[Collected data entries]

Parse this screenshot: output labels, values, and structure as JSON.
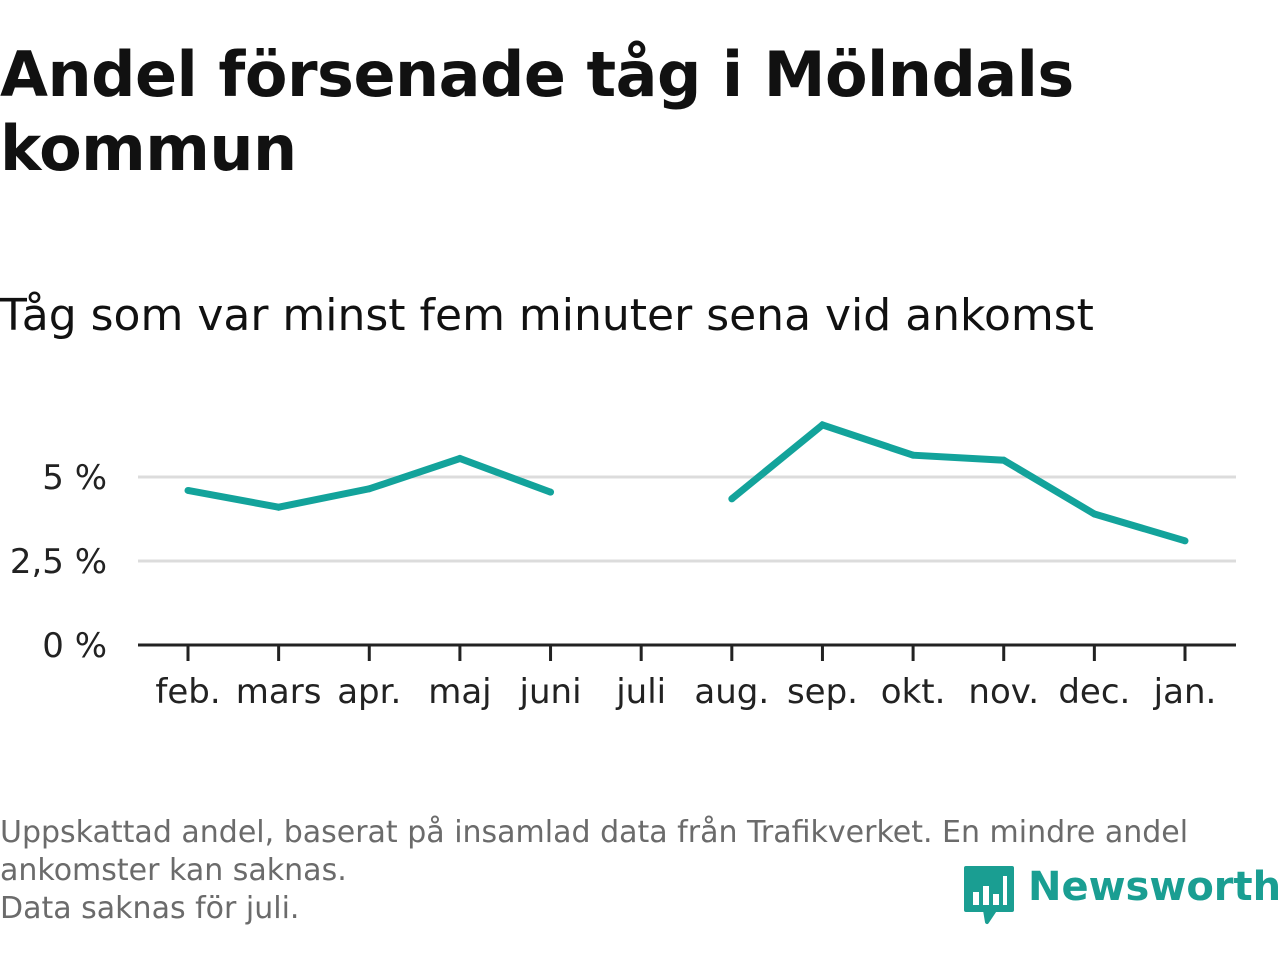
{
  "title": "Andel försenade tåg i Mölndals kommun",
  "subtitle": "Tåg som var minst fem minuter sena vid ankomst",
  "footnote": {
    "line1": "Uppskattad andel, baserat på insamlad data från Trafikverket. En mindre andel",
    "line2": "ankomster kan saknas.",
    "line3": "Data saknas för juli."
  },
  "brand": {
    "name": "Newsworthy",
    "icon": "bar-chart-speech-bubble-icon",
    "color": "#1a9e92"
  },
  "chart_data": {
    "type": "line",
    "categories": [
      "feb.",
      "mars",
      "apr.",
      "maj",
      "juni",
      "juli",
      "aug.",
      "sep.",
      "okt.",
      "nov.",
      "dec.",
      "jan."
    ],
    "series": [
      {
        "values": [
          4.6,
          4.1,
          4.65,
          5.55,
          4.55,
          null,
          4.35,
          6.55,
          5.65,
          5.5,
          3.9,
          3.1
        ],
        "color": "#13a39b"
      }
    ],
    "yticks": [
      0,
      2.5,
      5
    ],
    "ytick_labels": [
      "0 %",
      "2,5 %",
      "5 %"
    ],
    "ylim": [
      0,
      7
    ],
    "grid": true,
    "legend": "none"
  }
}
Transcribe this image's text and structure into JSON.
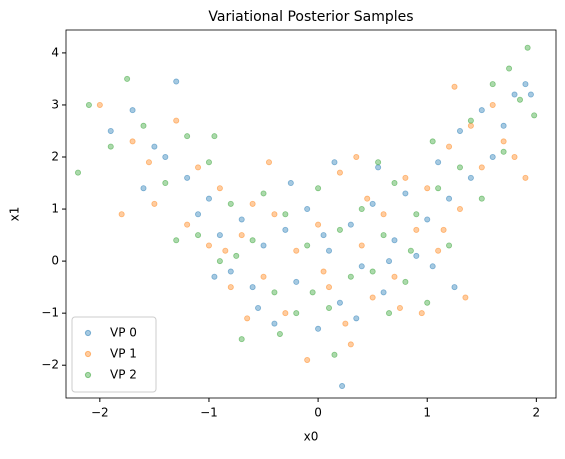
{
  "chart_data": {
    "type": "scatter",
    "title": "Variational Posterior Samples",
    "x_label": "x0",
    "y_label": "x1",
    "xlim": [
      -2.31,
      2.18
    ],
    "ylim": [
      -2.63,
      4.44
    ],
    "xticks": [
      {
        "value": -2,
        "label": "−2"
      },
      {
        "value": -1,
        "label": "−1"
      },
      0,
      1,
      2
    ],
    "yticks": [
      {
        "value": -2,
        "label": "−2"
      },
      {
        "value": -1,
        "label": "−1"
      },
      0,
      1,
      2,
      3,
      4
    ],
    "legend": "lower left",
    "series": [
      {
        "name": "VP 0",
        "color": "#1f77b4",
        "x": [
          -1.9,
          -1.7,
          -1.5,
          -1.3,
          -1.2,
          -1.1,
          -1.0,
          -0.9,
          -0.8,
          -0.7,
          -0.6,
          -0.5,
          -0.4,
          -0.3,
          -0.2,
          -0.1,
          0.0,
          0.1,
          0.2,
          0.22,
          0.3,
          0.4,
          0.5,
          0.6,
          0.7,
          0.8,
          0.9,
          1.0,
          1.1,
          1.2,
          1.3,
          1.4,
          1.5,
          1.6,
          1.7,
          1.8,
          1.9,
          1.95,
          -1.4,
          -0.95,
          -0.55,
          0.05,
          0.35,
          0.65,
          1.05,
          1.25,
          -1.6,
          0.55,
          -0.25,
          0.15
        ],
        "values": [
          2.5,
          2.9,
          2.2,
          3.45,
          1.6,
          0.9,
          1.2,
          0.5,
          -0.2,
          0.8,
          -0.5,
          0.3,
          -1.2,
          0.6,
          -0.4,
          1.0,
          -1.3,
          0.2,
          -0.8,
          -2.4,
          0.7,
          -0.1,
          1.1,
          -0.6,
          0.4,
          1.3,
          0.1,
          0.8,
          1.9,
          1.2,
          2.5,
          1.6,
          2.9,
          2.0,
          2.6,
          3.2,
          3.4,
          3.2,
          2.0,
          -0.3,
          -0.9,
          0.5,
          -1.1,
          0.0,
          -0.1,
          -0.5,
          1.4,
          1.8,
          1.5,
          1.9
        ]
      },
      {
        "name": "VP 1",
        "color": "#ff7f0e",
        "x": [
          -2.0,
          -1.8,
          -1.7,
          -1.5,
          -1.3,
          -1.1,
          -1.0,
          -0.9,
          -0.8,
          -0.7,
          -0.6,
          -0.5,
          -0.4,
          -0.3,
          -0.2,
          -0.1,
          0.0,
          0.1,
          0.2,
          0.3,
          0.4,
          0.5,
          0.6,
          0.7,
          0.8,
          0.9,
          1.0,
          1.1,
          1.2,
          1.25,
          1.3,
          1.4,
          1.5,
          1.6,
          1.7,
          1.8,
          1.9,
          -1.2,
          -0.85,
          -0.45,
          0.05,
          0.25,
          0.45,
          0.75,
          0.95,
          1.15,
          -0.65,
          0.35,
          -1.55,
          1.35
        ],
        "values": [
          3.0,
          0.9,
          2.3,
          1.1,
          2.7,
          1.8,
          0.3,
          1.4,
          -0.5,
          0.5,
          1.1,
          -0.3,
          0.9,
          -1.0,
          0.2,
          -1.9,
          0.7,
          -0.5,
          1.7,
          -1.6,
          0.3,
          -0.7,
          0.9,
          -0.3,
          1.6,
          0.6,
          1.4,
          0.2,
          2.2,
          3.35,
          1.0,
          2.6,
          1.8,
          3.0,
          2.3,
          2.0,
          1.6,
          0.7,
          0.2,
          1.9,
          -0.2,
          -1.2,
          1.2,
          -0.9,
          -1.0,
          0.6,
          -1.1,
          2.0,
          1.9,
          -0.7
        ]
      },
      {
        "name": "VP 2",
        "color": "#2ca02c",
        "x": [
          -2.2,
          -2.1,
          -1.9,
          -1.75,
          -1.6,
          -1.4,
          -1.2,
          -1.1,
          -1.0,
          -0.9,
          -0.8,
          -0.7,
          -0.6,
          -0.5,
          -0.4,
          -0.3,
          -0.2,
          -0.1,
          0.0,
          0.1,
          0.2,
          0.3,
          0.4,
          0.5,
          0.6,
          0.7,
          0.8,
          0.9,
          1.0,
          1.1,
          1.2,
          1.3,
          1.4,
          1.5,
          1.6,
          1.7,
          1.75,
          1.85,
          1.92,
          1.98,
          -1.3,
          -0.95,
          -0.35,
          0.15,
          0.55,
          0.85,
          1.05,
          -0.05,
          0.65,
          -0.75
        ],
        "values": [
          1.7,
          3.0,
          2.2,
          3.5,
          2.6,
          1.5,
          2.4,
          0.5,
          1.9,
          0.0,
          1.1,
          -1.5,
          0.4,
          1.3,
          -0.6,
          0.9,
          -1.0,
          0.3,
          1.4,
          -0.9,
          0.6,
          -0.3,
          1.0,
          -0.2,
          0.5,
          1.5,
          -0.4,
          0.9,
          -0.8,
          1.4,
          0.3,
          1.8,
          2.7,
          1.2,
          3.4,
          2.1,
          3.7,
          3.1,
          4.1,
          2.8,
          0.4,
          2.4,
          -1.4,
          -1.8,
          1.9,
          0.2,
          2.3,
          -0.6,
          -1.0,
          0.1
        ]
      }
    ]
  }
}
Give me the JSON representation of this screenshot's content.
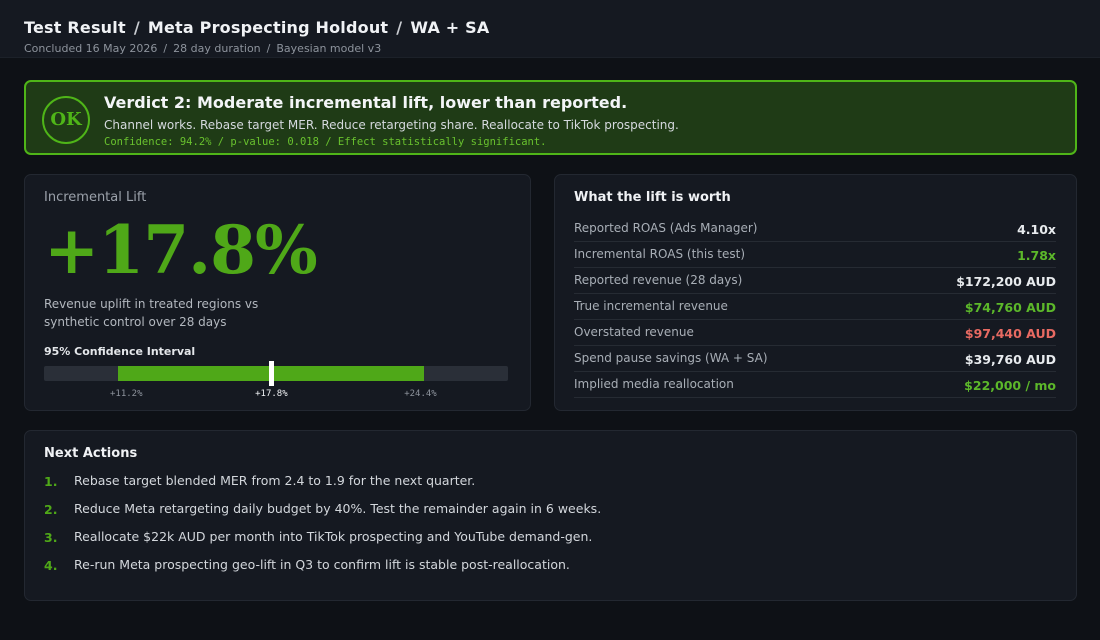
{
  "header": {
    "breadcrumb": [
      "Test Result",
      "Meta Prospecting Holdout",
      "WA + SA"
    ],
    "breadcrumb_separator": "/",
    "meta": [
      "Concluded 16 May 2026",
      "28 day duration",
      "Bayesian model v3"
    ],
    "meta_separator": "/"
  },
  "verdict": {
    "badge": "OK",
    "title": "Verdict 2: Moderate incremental lift, lower than reported.",
    "description": "Channel works. Rebase target MER. Reduce retargeting share. Reallocate to TikTok prospecting.",
    "stats": "Confidence: 94.2% / p-value: 0.018 / Effect statistically significant.",
    "accent_color": "#4fb518"
  },
  "lift": {
    "label": "Incremental Lift",
    "value_text": "+17.8%",
    "description": "Revenue uplift in treated regions vs synthetic control over 28 days",
    "ci_label": "95% Confidence Interval",
    "ci": {
      "scale_min": 8.0,
      "scale_max": 28.0,
      "low": 11.2,
      "point": 17.8,
      "high": 24.4,
      "low_label": "+11.2%",
      "point_label": "+17.8%",
      "high_label": "+24.4%"
    },
    "color": "#4fa818"
  },
  "worth": {
    "title": "What the lift is worth",
    "rows": [
      {
        "label": "Reported ROAS (Ads Manager)",
        "value": "4.10x",
        "tone": "neutral"
      },
      {
        "label": "Incremental ROAS (this test)",
        "value": "1.78x",
        "tone": "green"
      },
      {
        "label": "Reported revenue (28 days)",
        "value": "$172,200 AUD",
        "tone": "neutral"
      },
      {
        "label": "True incremental revenue",
        "value": "$74,760 AUD",
        "tone": "green"
      },
      {
        "label": "Overstated revenue",
        "value": "$97,440 AUD",
        "tone": "red"
      },
      {
        "label": "Spend pause savings (WA + SA)",
        "value": "$39,760 AUD",
        "tone": "neutral"
      },
      {
        "label": "Implied media reallocation",
        "value": "$22,000 / mo",
        "tone": "green"
      }
    ]
  },
  "actions": {
    "title": "Next Actions",
    "items": [
      {
        "num": "1.",
        "text": "Rebase target blended MER from 2.4 to 1.9 for the next quarter."
      },
      {
        "num": "2.",
        "text": "Reduce Meta retargeting daily budget by 40%. Test the remainder again in 6 weeks."
      },
      {
        "num": "3.",
        "text": "Reallocate $22k AUD per month into TikTok prospecting and YouTube demand-gen."
      },
      {
        "num": "4.",
        "text": "Re-run Meta prospecting geo-lift in Q3 to confirm lift is stable post-reallocation."
      }
    ]
  }
}
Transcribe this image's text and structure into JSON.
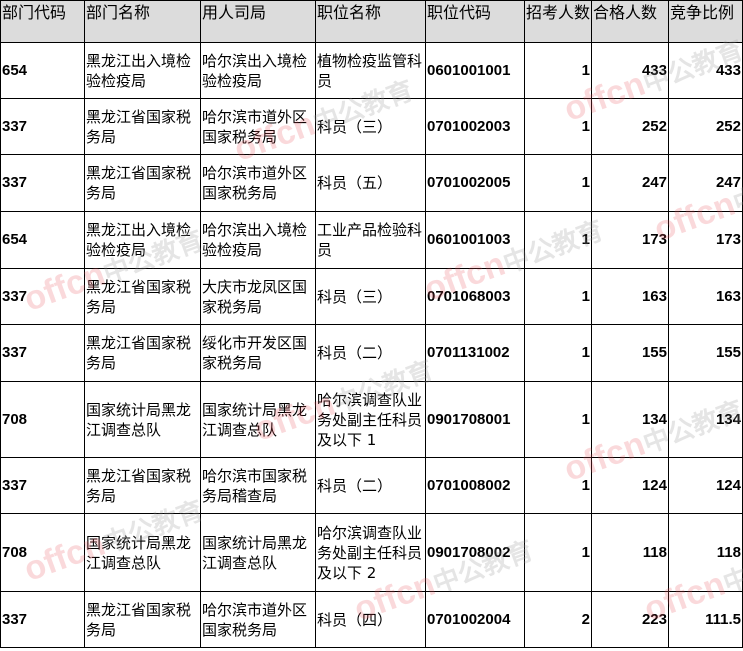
{
  "headers": [
    "部门代码",
    "部门名称",
    "用人司局",
    "职位名称",
    "职位代码",
    "招考人数",
    "合格人数",
    "竞争比例"
  ],
  "rows": [
    {
      "dept_code": "654",
      "dept_name": "黑龙江出入境检验检疫局",
      "bureau": "哈尔滨出入境检验检疫局",
      "position": "植物检疫监管科员",
      "position_code": "0601001001",
      "hires": "1",
      "qualified": "433",
      "ratio": "433"
    },
    {
      "dept_code": "337",
      "dept_name": "黑龙江省国家税务局",
      "bureau": "哈尔滨市道外区国家税务局",
      "position": "科员（三）",
      "position_code": "0701002003",
      "hires": "1",
      "qualified": "252",
      "ratio": "252"
    },
    {
      "dept_code": "337",
      "dept_name": "黑龙江省国家税务局",
      "bureau": "哈尔滨市道外区国家税务局",
      "position": "科员（五）",
      "position_code": "0701002005",
      "hires": "1",
      "qualified": "247",
      "ratio": "247"
    },
    {
      "dept_code": "654",
      "dept_name": "黑龙江出入境检验检疫局",
      "bureau": "哈尔滨出入境检验检疫局",
      "position": "工业产品检验科员",
      "position_code": "0601001003",
      "hires": "1",
      "qualified": "173",
      "ratio": "173"
    },
    {
      "dept_code": "337",
      "dept_name": "黑龙江省国家税务局",
      "bureau": "大庆市龙凤区国家税务局",
      "position": "科员（三）",
      "position_code": "0701068003",
      "hires": "1",
      "qualified": "163",
      "ratio": "163"
    },
    {
      "dept_code": "337",
      "dept_name": "黑龙江省国家税务局",
      "bureau": "绥化市开发区国家税务局",
      "position": "科员（二）",
      "position_code": "0701131002",
      "hires": "1",
      "qualified": "155",
      "ratio": "155"
    },
    {
      "dept_code": "708",
      "dept_name": "国家统计局黑龙江调查总队",
      "bureau": "国家统计局黑龙江调查总队",
      "position": "哈尔滨调查队业务处副主任科员及以下 1",
      "position_code": "0901708001",
      "hires": "1",
      "qualified": "134",
      "ratio": "134"
    },
    {
      "dept_code": "337",
      "dept_name": "黑龙江省国家税务局",
      "bureau": "哈尔滨市国家税务局稽查局",
      "position": "科员（二）",
      "position_code": "0701008002",
      "hires": "1",
      "qualified": "124",
      "ratio": "124"
    },
    {
      "dept_code": "708",
      "dept_name": "国家统计局黑龙江调查总队",
      "bureau": "国家统计局黑龙江调查总队",
      "position": "哈尔滨调查队业务处副主任科员及以下 2",
      "position_code": "0901708002",
      "hires": "1",
      "qualified": "118",
      "ratio": "118"
    },
    {
      "dept_code": "337",
      "dept_name": "黑龙江省国家税务局",
      "bureau": "哈尔滨市道外区国家税务局",
      "position": "科员（四）",
      "position_code": "0701002004",
      "hires": "2",
      "qualified": "223",
      "ratio": "111.5"
    }
  ],
  "watermark": {
    "logo": "offcn",
    "brand": "中公教育"
  }
}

→ **WORK TO BE COMPLETED**
Scan the listing above and identify each line holding the string "qualified"; copy every such line.

→ **CORRECT RESPONSE**
      "qualified": "433",
      "qualified": "252",
      "qualified": "247",
      "qualified": "173",
      "qualified": "163",
      "qualified": "155",
      "qualified": "134",
      "qualified": "124",
      "qualified": "118",
      "qualified": "223",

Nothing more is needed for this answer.